Exercise task -
Search the data below for the word "خسائر" and copy each line that holds it.

(Data records)
= = =

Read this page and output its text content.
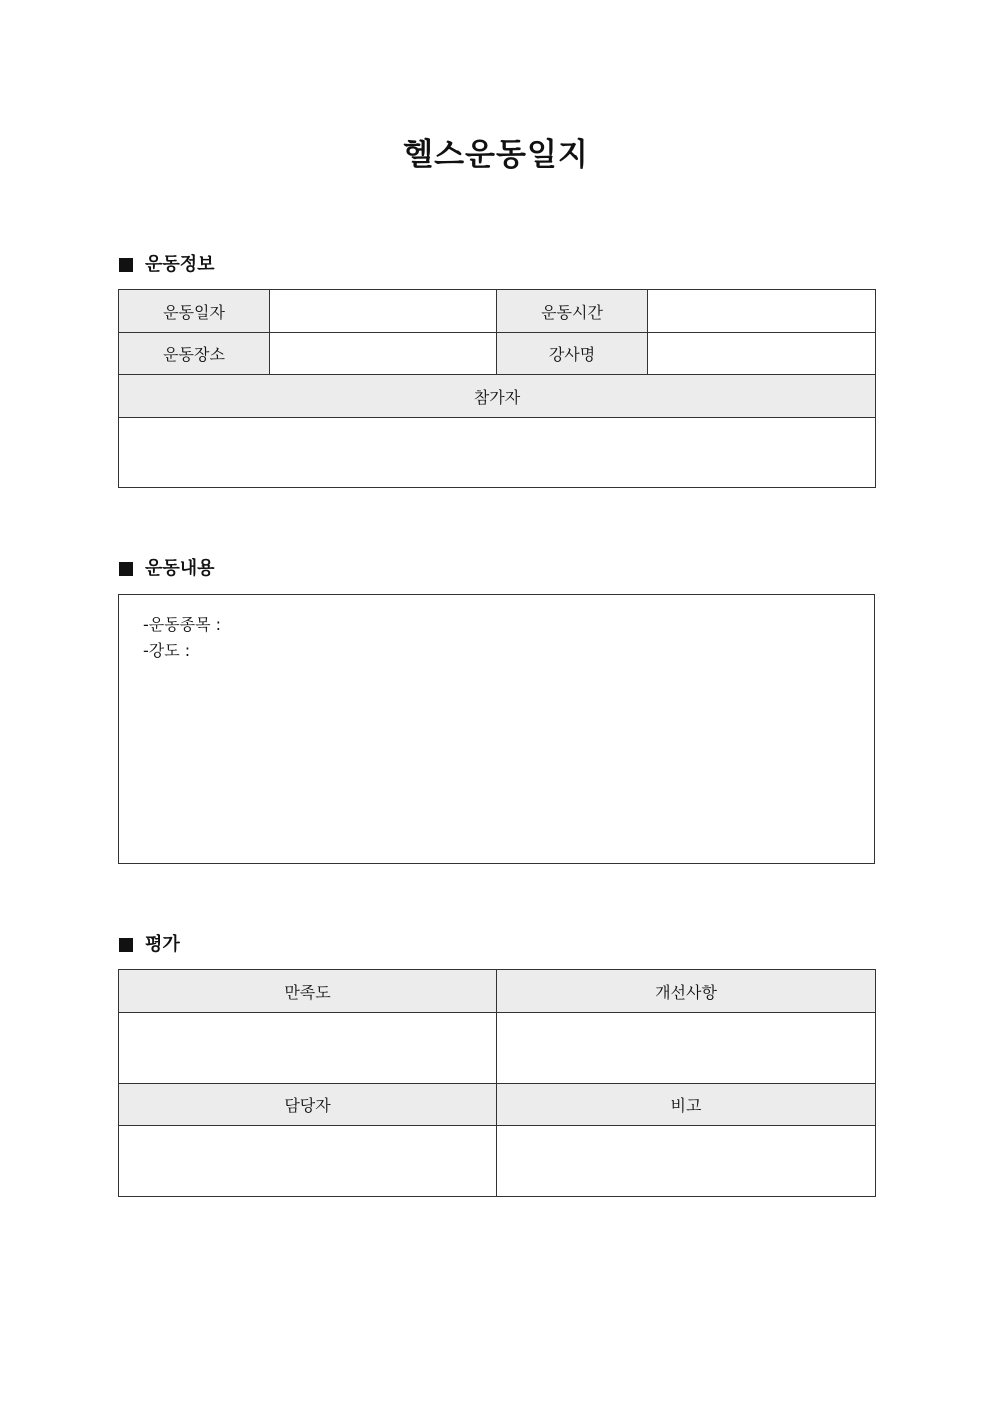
헬스운동일지
운동정보
운동일자		운동시간	
운동장소		강사명	
참가자			

운동내용
-운동종목 :
-강도 :
평가
만족도	개선사항

담당자	비고
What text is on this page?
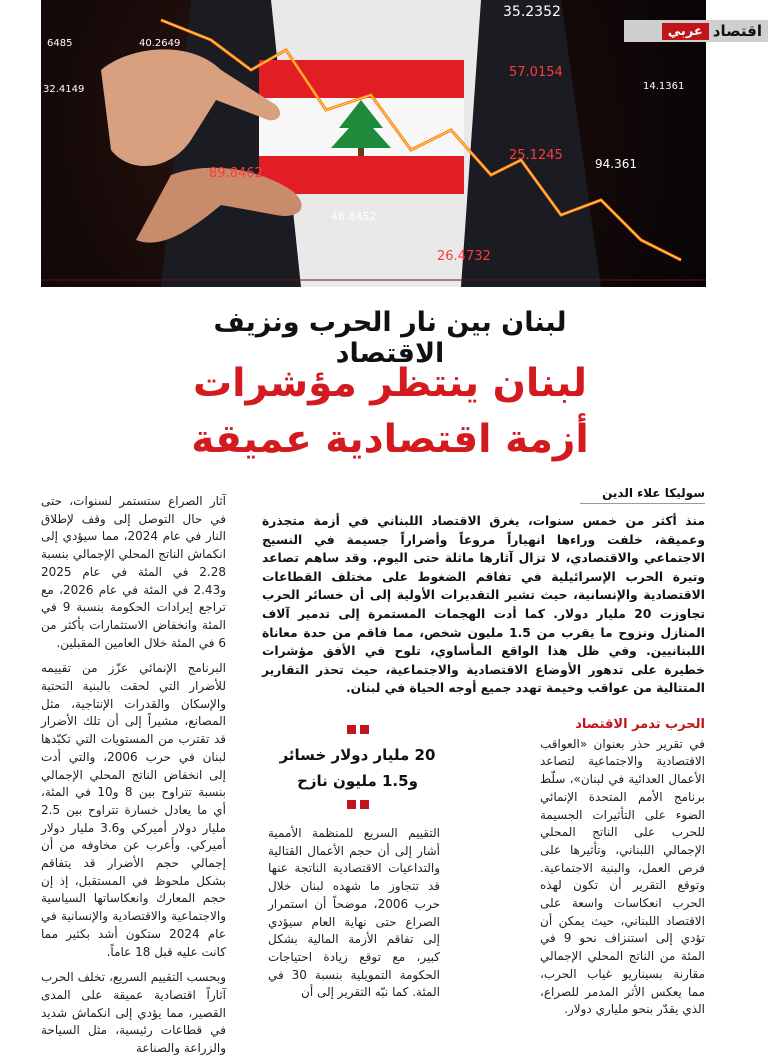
35.2352
40.2649
6485
57.0154
14.1361
32.4149
25.1245
94.361
89.8462
46.8452
26.4732
اقتصاد
عربي
لبنان بين نار الحرب ونزيف الاقتصاد
لبنان ينتظر مؤشرات
أزمة اقتصادية عميقة
سوليكا علاء الدين
منذ أكثر من خمس سنوات، يغرق الاقتصاد اللبناني في أزمة متجذرة وعميقة، خلفت وراءها انهياراً مروعاً وأضراراً جسيمة في النسيج الاجتماعي والاقتصادي، لا تزال آثارها ماثلة حتى اليوم. وقد ساهم تصاعد وتيرة الحرب الإسرائيلية في تفاقم الضغوط على مختلف القطاعات الاقتصادية والإنسانية، حيث تشير التقديرات الأولية إلى أن خسائر الحرب تجاوزت 20 مليار دولار. كما أدت الهجمات المستمرة إلى تدمير آلاف المنازل ونزوح ما يقرب من 1.5 مليون شخص، مما فاقم من حدة معاناة اللبنانيين. وفي ظل هذا الواقع المأساوي، تلوح في الأفق مؤشرات خطيرة على تدهور الأوضاع الاقتصادية والاجتماعية، حيث تحذر التقارير المتتالية من عواقب وخيمة تهدد جميع أوجه الحياة في لبنان.
الحرب تدمر الاقتصاد
في تقرير حذر بعنوان «العواقب الاقتصادية والاجتماعية لتصاعد الأعمال العدائية في لبنان»، سلّط برنامج الأمم المتحدة الإنمائي الضوء على التأثيرات الجسيمة للحرب على الناتج المحلي الإجمالي اللبناني، وتأثيرها على فرص العمل، والبنية الاجتماعية. وتوقع التقرير أن تكون لهذه الحرب انعكاسات واسعة على الاقتصاد اللبناني، حيث يمكن أن تؤدي إلى استنزاف نحو 9 في المئة من الناتج المحلي الإجمالي مقارنة بسيناريو غياب الحرب، مما يعكس الأثر المدمر للصراع، الذي يقدّر بنحو ملياري دولار.
20 مليار دولار خسائر
و1.5 مليون نازح
التقييم السريع للمنظمة الأممية أشار إلى أن حجم الأعمال القتالية والتداعيات الاقتصادية الناتجة عنها قد تتجاوز ما شهده لبنان خلال حرب 2006، موضحاً أن استمرار الصراع حتى نهاية العام سيؤدي إلى تفاقم الأزمة المالية بشكل كبير، مع توقع زيادة احتياجات الحكومة التمويلية بنسبة 30 في المئة. كما نبّه التقرير إلى أن
آثار الصراع ستستمر لسنوات، حتى في حال التوصل إلى وقف لإطلاق النار في عام 2024، مما سيؤدي إلى انكماش الناتج المحلي الإجمالي بنسبة 2.28 في المئة في عام 2025 و2.43 في المئة في عام 2026، مع تراجع إيرادات الحكومة بنسبة 9 في المئة وانخفاض الاستثمارات بأكثر من 6 في المئة خلال العامين المقبلين.
البرنامج الإنمائي عزّز من تقييمه للأضرار التي لحقت بالبنية التحتية والإسكان والقدرات الإنتاجية، مثل المصانع، مشيراً إلى أن تلك الأضرار قد تقترب من المستويات التي تكبّدها لبنان في حرب 2006، والتي أدت إلى انخفاض الناتج المحلي الإجمالي بنسبة تتراوح بين 8 و10 في المئة، أي ما يعادل خسارة تتراوح بين 2.5 مليار دولار أميركي و3.6 مليار دولار أميركي. وأعرب عن مخاوفه من أن إجمالي حجم الأضرار قد يتفاقم بشكل ملحوظ في المستقبل، إذ إن حجم المعارك وانعكاساتها السياسية والاجتماعية والاقتصادية والإنسانية في عام 2024 ستكون أشد بكثير مما كانت عليه قبل 18 عاماً.
وبحسب التقييم السريع، تخلف الحرب آثاراً اقتصادية عميقة على المدى القصير، مما يؤدي إلى انكماش شديد في قطاعات رئيسية، مثل السياحة والزراعة والصناعة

= = =

Response to the task -
منذ أكثر من خمس سنوات، يغرق الاقتصاد اللبناني في أزمة متجذرة وعميقة، خلفت وراءها انهياراً مروعاً وأضراراً جسيمة في النسيج الاجتماعي والاقتصادي، لا تزال آثارها ماثلة حتى اليوم. وقد ساهم تصاعد وتيرة الحرب الإسرائيلية في تفاقم الضغوط على مختلف القطاعات الاقتصادية والإنسانية، حيث تشير التقديرات الأولية إلى أن خسائر الحرب تجاوزت 20 مليار دولار. كما أدت الهجمات المستمرة إلى تدمير آلاف المنازل ونزوح ما يقرب من 1.5 مليون شخص، مما فاقم من حدة معاناة اللبنانيين. وفي ظل هذا الواقع المأساوي، تلوح في الأفق مؤشرات خطيرة على تدهور الأوضاع الاقتصادية والاجتماعية، حيث تحذر التقارير المتتالية من عواقب وخيمة تهدد جميع أوجه الحياة في لبنان.
20 مليار دولار خسائر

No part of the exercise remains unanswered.